> Problem to solve: Check every line below for the word "title" and show those that hold it.

BEGIN Entries supplied

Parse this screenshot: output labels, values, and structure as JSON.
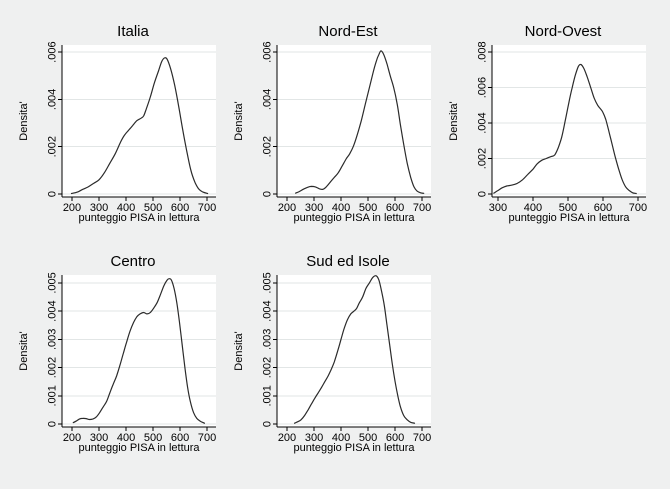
{
  "figure": {
    "background": "#eff0f0",
    "plot_background": "#ffffff",
    "grid_color": "#e2e6e6",
    "axis_color": "#000000",
    "curve_color": "#2b2b2b"
  },
  "chart_data": [
    {
      "type": "line",
      "subtype": "kernel-density",
      "title": "Italia",
      "xlabel": "punteggio PISA in lettura",
      "ylabel": "Densita'",
      "grid": true,
      "legend": "none",
      "xlim": [
        163,
        733
      ],
      "ylim": [
        0,
        0.0063
      ],
      "xticks": [
        200,
        300,
        400,
        500,
        600,
        700
      ],
      "yticks": [
        0,
        0.002,
        0.004,
        0.006
      ],
      "ytick_labels": [
        "0",
        ".002",
        ".004",
        ".006"
      ],
      "points": [
        [
          198,
          2e-05
        ],
        [
          220,
          8e-05
        ],
        [
          240,
          0.0002
        ],
        [
          260,
          0.0003
        ],
        [
          280,
          0.00045
        ],
        [
          300,
          0.0006
        ],
        [
          320,
          0.0009
        ],
        [
          340,
          0.0013
        ],
        [
          360,
          0.0017
        ],
        [
          380,
          0.0022
        ],
        [
          395,
          0.0025
        ],
        [
          410,
          0.0027
        ],
        [
          425,
          0.0029
        ],
        [
          440,
          0.0031
        ],
        [
          455,
          0.0032
        ],
        [
          465,
          0.0033
        ],
        [
          475,
          0.0036
        ],
        [
          490,
          0.0041
        ],
        [
          505,
          0.0047
        ],
        [
          520,
          0.0052
        ],
        [
          532,
          0.0056
        ],
        [
          542,
          0.00575
        ],
        [
          552,
          0.0057
        ],
        [
          565,
          0.0053
        ],
        [
          580,
          0.0046
        ],
        [
          595,
          0.0037
        ],
        [
          610,
          0.0027
        ],
        [
          625,
          0.0018
        ],
        [
          640,
          0.001
        ],
        [
          655,
          0.0005
        ],
        [
          670,
          0.0002
        ],
        [
          685,
          8e-05
        ],
        [
          702,
          2e-05
        ]
      ]
    },
    {
      "type": "line",
      "subtype": "kernel-density",
      "title": "Nord-Est",
      "xlabel": "punteggio PISA in lettura",
      "ylabel": "Densita'",
      "grid": true,
      "legend": "none",
      "xlim": [
        163,
        733
      ],
      "ylim": [
        0,
        0.0063
      ],
      "xticks": [
        200,
        300,
        400,
        500,
        600,
        700
      ],
      "yticks": [
        0,
        0.002,
        0.004,
        0.006
      ],
      "ytick_labels": [
        "0",
        ".002",
        ".004",
        ".006"
      ],
      "points": [
        [
          232,
          4e-05
        ],
        [
          245,
          0.0001
        ],
        [
          260,
          0.0002
        ],
        [
          275,
          0.00028
        ],
        [
          290,
          0.00032
        ],
        [
          305,
          0.0003
        ],
        [
          320,
          0.00022
        ],
        [
          333,
          0.0002
        ],
        [
          345,
          0.0003
        ],
        [
          360,
          0.0005
        ],
        [
          375,
          0.0007
        ],
        [
          390,
          0.0009
        ],
        [
          405,
          0.0012
        ],
        [
          420,
          0.0015
        ],
        [
          432,
          0.0017
        ],
        [
          445,
          0.002
        ],
        [
          460,
          0.0025
        ],
        [
          475,
          0.0031
        ],
        [
          490,
          0.0038
        ],
        [
          505,
          0.0045
        ],
        [
          518,
          0.0051
        ],
        [
          530,
          0.0056
        ],
        [
          540,
          0.0059
        ],
        [
          548,
          0.00605
        ],
        [
          558,
          0.0059
        ],
        [
          570,
          0.0055
        ],
        [
          582,
          0.005
        ],
        [
          595,
          0.0045
        ],
        [
          608,
          0.0038
        ],
        [
          620,
          0.0029
        ],
        [
          632,
          0.0021
        ],
        [
          645,
          0.0013
        ],
        [
          658,
          0.0007
        ],
        [
          670,
          0.0003
        ],
        [
          682,
          0.00012
        ],
        [
          695,
          5e-05
        ],
        [
          706,
          3e-05
        ]
      ]
    },
    {
      "type": "line",
      "subtype": "kernel-density",
      "title": "Nord-Ovest",
      "xlabel": "punteggio PISA in lettura",
      "ylabel": "Densita'",
      "grid": true,
      "legend": "none",
      "xlim": [
        283,
        723
      ],
      "ylim": [
        0,
        0.0084
      ],
      "xticks": [
        300,
        400,
        500,
        600,
        700
      ],
      "yticks": [
        0,
        0.002,
        0.004,
        0.006,
        0.008
      ],
      "ytick_labels": [
        "0",
        ".002",
        ".004",
        ".006",
        ".008"
      ],
      "points": [
        [
          288,
          5e-05
        ],
        [
          300,
          0.0002
        ],
        [
          312,
          0.00035
        ],
        [
          325,
          0.00045
        ],
        [
          340,
          0.0005
        ],
        [
          355,
          0.0006
        ],
        [
          370,
          0.0008
        ],
        [
          385,
          0.0011
        ],
        [
          400,
          0.0014
        ],
        [
          412,
          0.0017
        ],
        [
          425,
          0.0019
        ],
        [
          438,
          0.002
        ],
        [
          450,
          0.0021
        ],
        [
          462,
          0.0022
        ],
        [
          472,
          0.0026
        ],
        [
          482,
          0.0032
        ],
        [
          492,
          0.0041
        ],
        [
          502,
          0.0051
        ],
        [
          512,
          0.006
        ],
        [
          521,
          0.0067
        ],
        [
          530,
          0.0072
        ],
        [
          537,
          0.0073
        ],
        [
          545,
          0.0071
        ],
        [
          555,
          0.0066
        ],
        [
          565,
          0.006
        ],
        [
          575,
          0.0054
        ],
        [
          585,
          0.005
        ],
        [
          593,
          0.0048
        ],
        [
          600,
          0.0046
        ],
        [
          608,
          0.0042
        ],
        [
          616,
          0.0036
        ],
        [
          625,
          0.0029
        ],
        [
          635,
          0.0021
        ],
        [
          645,
          0.0014
        ],
        [
          655,
          0.0008
        ],
        [
          665,
          0.0004
        ],
        [
          675,
          0.0002
        ],
        [
          685,
          7e-05
        ],
        [
          695,
          3e-05
        ]
      ]
    },
    {
      "type": "line",
      "subtype": "kernel-density",
      "title": "Centro",
      "xlabel": "punteggio PISA in lettura",
      "ylabel": "Densita'",
      "grid": true,
      "legend": "none",
      "xlim": [
        163,
        733
      ],
      "ylim": [
        0,
        0.00528
      ],
      "xticks": [
        200,
        300,
        400,
        500,
        600,
        700
      ],
      "yticks": [
        0,
        0.001,
        0.002,
        0.003,
        0.004,
        0.005
      ],
      "ytick_labels": [
        "0",
        ".001",
        ".002",
        ".003",
        ".004",
        ".005"
      ],
      "points": [
        [
          205,
          5e-05
        ],
        [
          215,
          0.0001
        ],
        [
          228,
          0.00018
        ],
        [
          240,
          0.0002
        ],
        [
          252,
          0.00019
        ],
        [
          265,
          0.00016
        ],
        [
          278,
          0.00018
        ],
        [
          290,
          0.00025
        ],
        [
          302,
          0.0004
        ],
        [
          315,
          0.0006
        ],
        [
          328,
          0.0008
        ],
        [
          340,
          0.0011
        ],
        [
          352,
          0.0014
        ],
        [
          365,
          0.0017
        ],
        [
          378,
          0.0021
        ],
        [
          390,
          0.0025
        ],
        [
          402,
          0.0029
        ],
        [
          415,
          0.0033
        ],
        [
          428,
          0.0036
        ],
        [
          440,
          0.0038
        ],
        [
          452,
          0.0039
        ],
        [
          465,
          0.00395
        ],
        [
          478,
          0.0039
        ],
        [
          490,
          0.00395
        ],
        [
          502,
          0.0041
        ],
        [
          515,
          0.0043
        ],
        [
          528,
          0.0046
        ],
        [
          540,
          0.0049
        ],
        [
          552,
          0.0051
        ],
        [
          560,
          0.00515
        ],
        [
          568,
          0.0051
        ],
        [
          578,
          0.0048
        ],
        [
          588,
          0.0043
        ],
        [
          598,
          0.0036
        ],
        [
          608,
          0.0028
        ],
        [
          618,
          0.002
        ],
        [
          628,
          0.0013
        ],
        [
          638,
          0.0008
        ],
        [
          650,
          0.0004
        ],
        [
          662,
          0.0002
        ],
        [
          675,
          0.0001
        ],
        [
          690,
          3e-05
        ]
      ]
    },
    {
      "type": "line",
      "subtype": "kernel-density",
      "title": "Sud ed Isole",
      "xlabel": "punteggio PISA in lettura",
      "ylabel": "Densita'",
      "grid": true,
      "legend": "none",
      "xlim": [
        163,
        733
      ],
      "ylim": [
        0,
        0.00528
      ],
      "xticks": [
        200,
        300,
        400,
        500,
        600,
        700
      ],
      "yticks": [
        0,
        0.001,
        0.002,
        0.003,
        0.004,
        0.005
      ],
      "ytick_labels": [
        "0",
        ".001",
        ".002",
        ".003",
        ".004",
        ".005"
      ],
      "points": [
        [
          228,
          3e-05
        ],
        [
          240,
          8e-05
        ],
        [
          252,
          0.00015
        ],
        [
          265,
          0.0003
        ],
        [
          278,
          0.0005
        ],
        [
          290,
          0.0007
        ],
        [
          302,
          0.0009
        ],
        [
          315,
          0.0011
        ],
        [
          328,
          0.0013
        ],
        [
          340,
          0.0015
        ],
        [
          352,
          0.0017
        ],
        [
          362,
          0.0019
        ],
        [
          375,
          0.0022
        ],
        [
          388,
          0.0026
        ],
        [
          400,
          0.003
        ],
        [
          412,
          0.0034
        ],
        [
          424,
          0.0037
        ],
        [
          436,
          0.0039
        ],
        [
          448,
          0.004
        ],
        [
          458,
          0.0041
        ],
        [
          468,
          0.0043
        ],
        [
          480,
          0.0045
        ],
        [
          492,
          0.0048
        ],
        [
          505,
          0.005
        ],
        [
          518,
          0.0052
        ],
        [
          530,
          0.00525
        ],
        [
          540,
          0.0051
        ],
        [
          550,
          0.0047
        ],
        [
          560,
          0.0042
        ],
        [
          570,
          0.0035
        ],
        [
          580,
          0.0028
        ],
        [
          590,
          0.0021
        ],
        [
          600,
          0.0015
        ],
        [
          610,
          0.001
        ],
        [
          620,
          0.0006
        ],
        [
          632,
          0.0003
        ],
        [
          645,
          0.00015
        ],
        [
          658,
          6e-05
        ],
        [
          672,
          3e-05
        ]
      ]
    }
  ]
}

END Entries supplied

> Exercise solution:
      "title": "Italia",
      "title": "Nord-Est",
      "title": "Nord-Ovest",
      "title": "Centro",
      "title": "Sud ed Isole",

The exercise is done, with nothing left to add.